What you will do: Please count the lines in the listing below where the word "icon" appears. Give the number only.

Material provided:
┄┄┄┄┄┄┄┄┄┄

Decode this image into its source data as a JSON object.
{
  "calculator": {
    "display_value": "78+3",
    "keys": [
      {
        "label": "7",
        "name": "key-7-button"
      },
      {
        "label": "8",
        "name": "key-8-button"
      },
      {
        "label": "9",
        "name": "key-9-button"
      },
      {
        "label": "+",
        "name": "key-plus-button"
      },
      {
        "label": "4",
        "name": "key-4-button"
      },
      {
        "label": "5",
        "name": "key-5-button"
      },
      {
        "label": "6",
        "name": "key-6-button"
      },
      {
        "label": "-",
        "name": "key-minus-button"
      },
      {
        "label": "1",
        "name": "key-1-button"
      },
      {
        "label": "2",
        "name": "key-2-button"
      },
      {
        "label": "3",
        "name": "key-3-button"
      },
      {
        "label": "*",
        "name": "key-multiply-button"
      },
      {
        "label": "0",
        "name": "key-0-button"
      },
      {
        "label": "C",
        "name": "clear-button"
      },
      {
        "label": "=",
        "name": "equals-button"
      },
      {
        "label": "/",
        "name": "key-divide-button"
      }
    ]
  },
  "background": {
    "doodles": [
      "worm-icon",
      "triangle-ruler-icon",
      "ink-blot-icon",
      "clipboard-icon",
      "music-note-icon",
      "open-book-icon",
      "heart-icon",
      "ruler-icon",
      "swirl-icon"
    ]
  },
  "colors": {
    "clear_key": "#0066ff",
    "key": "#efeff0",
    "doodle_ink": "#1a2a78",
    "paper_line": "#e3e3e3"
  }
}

┄┄┄┄┄┄┄┄┄┄

Exercise response: 9